Selected excerpt
· · · · · · ·
Advantageously, in the case of IGBTs, the inlet point of the electrons and 
the holes are physically separated. That can be achieved, for example in 
SOI technology (Silicon-On-Insulator), through the use of a buried silicon 
dioxide layer. 
SUMMARY OF THE INVENTION 
It is accordingly an object of the invention to provide a 
field-effect-controllable semiconductor component, which overcomes the 
hereinafore-mentioned disadvantages of the heretofore-known devices of 
this general type having a trench structure, in particular an IGBT, in 
such a way that the latter has a low turn-on resistance R.sub.ON with 
equally good blocking properties. In addition, the semiconductor component 
is to achieve the parameters of an IGBT with an SOI structure, without the 
indicated disadvantages of an SOI structure having to be accepted. 
With the foregoing and other objects in view there is provided, in 
accordance with the invention, a field-effect-controllable semiconductor 
component, comprising a semiconductor body having: a first surface and a 
second surface; an inner zone of a first conductivity type adjoining the 
first surface; an anode zone of a second conductivity type opposite the 
first conductivity type, the anode zone adjoining the inner zone in a 
direction toward the first surface and adjoining the second surface in an 
opposite direction; at least one first base zone of the second 
conductivity type embedded in the first surface and having parts appearing 
at the first surface; at least one intermediate cell zone; at least one 
source zone of the first conductivity type disposed in the at least one 
intermediate cell zone and embedded in the first surface; at least one 
source electrode making contact with the at least one base zone and the at 
least one source zone; at least one gate electrode extended on the first 
surface and at least partly covering the parts of the at least one base 
zone; a gate oxide insulating the at least one gate electrode from the 
semiconductor body and the at least one source electrode; at least one 
trench enclosing the at least one intermediate cell zone and insulated 
from the at least one intermediate cell zone by the gate oxide; and gate 
electrode pins disposed in the at least one trench and connected to the at 
least one gate electrode. 
It is advantageous if an IGBT has a small voltage drop when switched on. To 
this end, the "flooding" of the anode zone must be as high as possible. On 
one hand, this can be achieved if the area of the p.sup.+ base zones, 
which are at the 0V potential, is as small as possible. On the other hand, 
it is advantageous if the inlet point of the electrons and the outlet 
point of the holes are physically separated. To this end, the invention 
relates to an IGBT having trench structures and operating like an SOI. 
In accordance with another feature of the invention, the trenches have the 
form of pins which project vertically into the semiconductor body. These 
pin structures may be implemented by using the conventional trench 
technology from DRAM technology, with the advantages of the easily 
convertible planar technologies, such as DMOS technology or SIPMOS 
technology, being maintained.
· · · · · · ·
Information shown
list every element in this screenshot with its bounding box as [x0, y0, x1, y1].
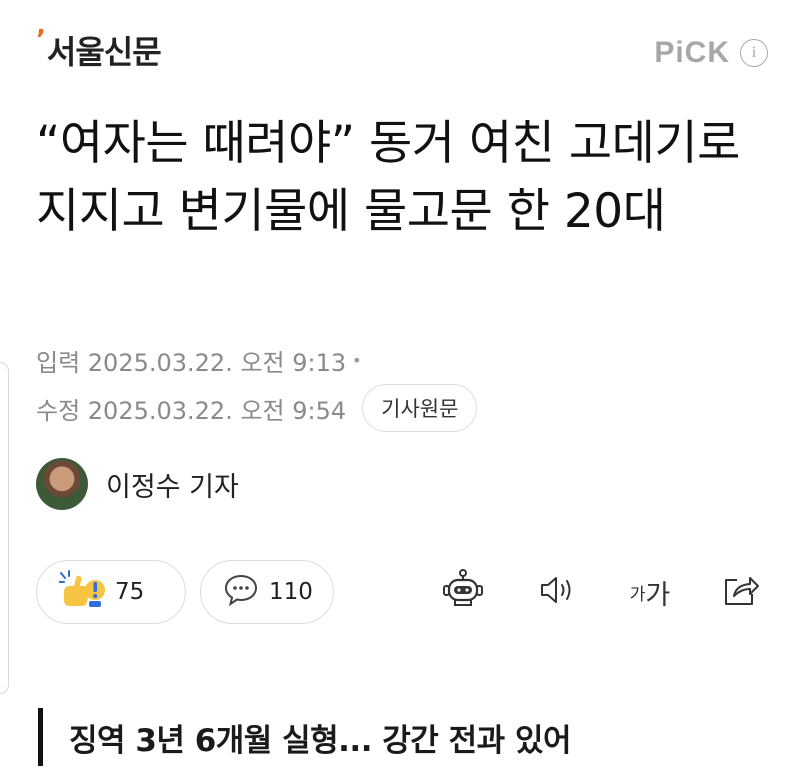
· · · · · · ·
What you need to do
• 1. List every zone of the semiconductor body that the semiconductor component excerpt names in the paragraph beginning "With the foregoing and other objects in view".
• 2. Carry on the semiconductor component excerpt from the point where it stops.

Expected responses
• 1.
- inner zone
- anode zone
- first base zone
- intermediate cell zone
- source zone

• 2.
In accordance with a further feature of the invention, the gate electrodes 
are typically composed of doped polysilicon, because the production is 
simple in terms of process technology. However, other materials are also 
conceivable for the gate electrodes, such as metal or metal silicide. The 
gate electrodes are insulated with respect to the semiconductor body 
through a gate oxide. Thermal silicon dioxide is preferably used as the 
gate oxide since it is easy to handle in terms of process technology and 
has good quality. The gate electrode pins in the trenches do not 
necessarily have to cohere with the lateral gate electrodes at the front 
side of the wafer. They may also be of circular ring-shaped construction 
and connected to the gate connection through an electrical contact. 
In accordance with an added feature of the invention, the intermediate cell 
zones are constructed to be strip-shaped or circular ring-shaped in the 
plane of the wafer surface. However, the intermediate cell zones may also 
have a prism-shaped or cylindrical cross section.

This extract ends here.